## Required task
Filter the data for lines with the word "from", then copy every line so identified.
**** Stored data
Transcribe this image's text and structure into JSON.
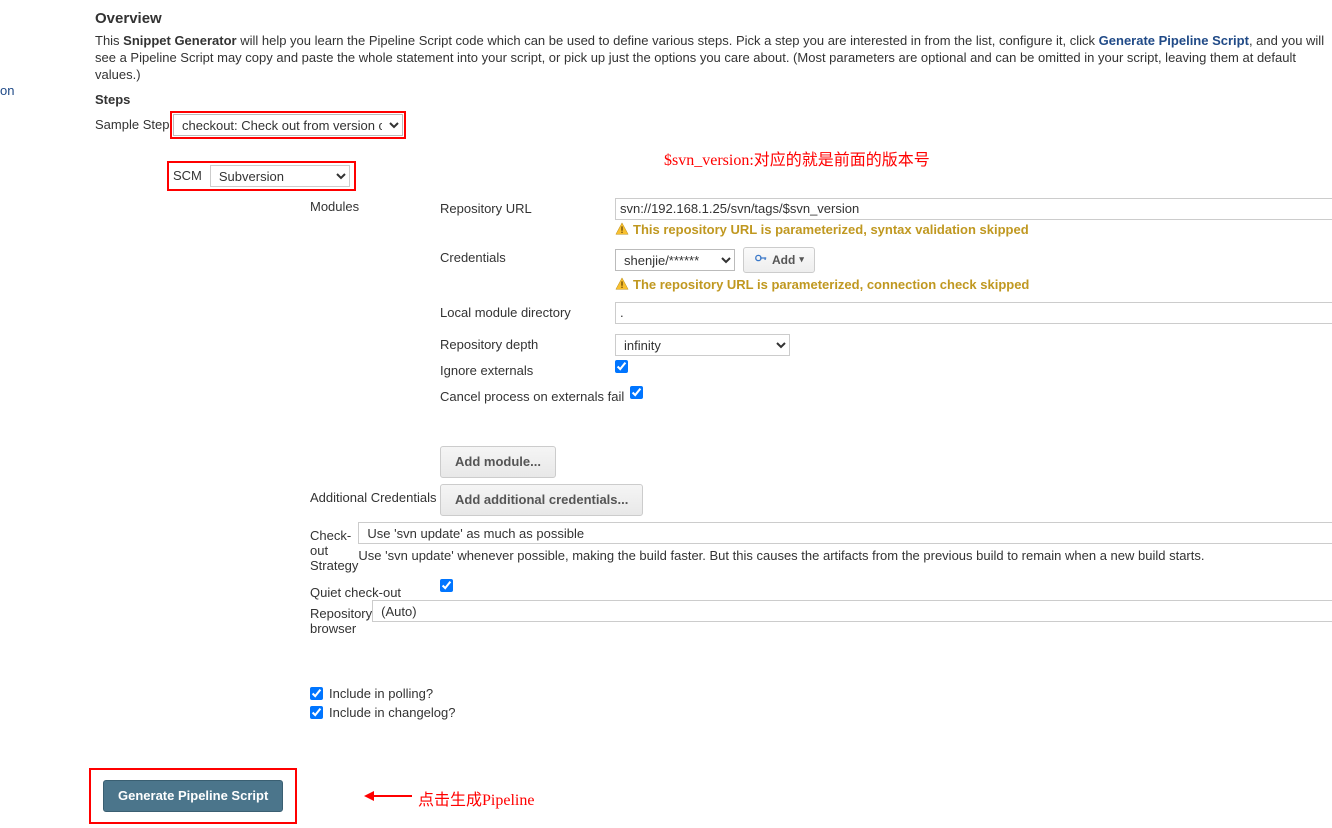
{
  "leftnav_fragment": "on",
  "overview": {
    "title": "Overview",
    "prefix": "This ",
    "snippet_gen": "Snippet Generator",
    "mid": " will help you learn the Pipeline Script code which can be used to define various steps. Pick a step you are interested in from the list, configure it, click ",
    "gen_link": "Generate Pipeline Script",
    "suffix": ", and you will see a Pipeline Script may copy and paste the whole statement into your script, or pick up just the options you care about. (Most parameters are optional and can be omitted in your script, leaving them at default values.)"
  },
  "steps": {
    "title": "Steps",
    "sample_label": "Sample Step",
    "sample_value": "checkout: Check out from version control"
  },
  "scm": {
    "label": "SCM",
    "value": "Subversion",
    "modules_label": "Modules"
  },
  "module": {
    "repo_url_label": "Repository URL",
    "repo_url_value": "svn://192.168.1.25/svn/tags/$svn_version",
    "warn1": "This repository URL is parameterized, syntax validation skipped",
    "credentials_label": "Credentials",
    "credentials_value": "shenjie/******",
    "add_label": "Add",
    "warn2": "The repository URL is parameterized, connection check skipped",
    "lmd_label": "Local module directory",
    "lmd_value": ".",
    "depth_label": "Repository depth",
    "depth_value": "infinity",
    "ignore_ext_label": "Ignore externals",
    "ignore_ext": true,
    "cancel_ext_label": "Cancel process on externals fail",
    "cancel_ext": true,
    "add_module_label": "Add module..."
  },
  "outer": {
    "add_cred_label": "Additional Credentials",
    "add_cred_btn": "Add additional credentials...",
    "checkout_label": "Check-out Strategy",
    "checkout_value": "Use 'svn update' as much as possible",
    "checkout_desc": "Use 'svn update' whenever possible, making the build faster. But this causes the artifacts from the previous build to remain when a new build starts.",
    "quiet_label": "Quiet check-out",
    "quiet": true,
    "repo_browser_label": "Repository browser",
    "repo_browser_value": "(Auto)"
  },
  "polling": {
    "include_polling": "Include in polling?",
    "include_polling_chk": true,
    "include_changelog": "Include in changelog?",
    "include_changelog_chk": true
  },
  "generate": {
    "button": "Generate Pipeline Script",
    "annotation": "点击生成Pipeline"
  },
  "top_annotation": "$svn_version:对应的就是前面的版本号"
}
********
## Reply
    "mid": " will help you learn the Pipeline Script code which can be used to define various steps. Pick a step you are interested in from the list, configure it, click ",
    "sample_value": "checkout: Check out from version control"
    "checkout_desc": "Use 'svn update' whenever possible, making the build faster. But this causes the artifacts from the previous build to remain when a new build starts.",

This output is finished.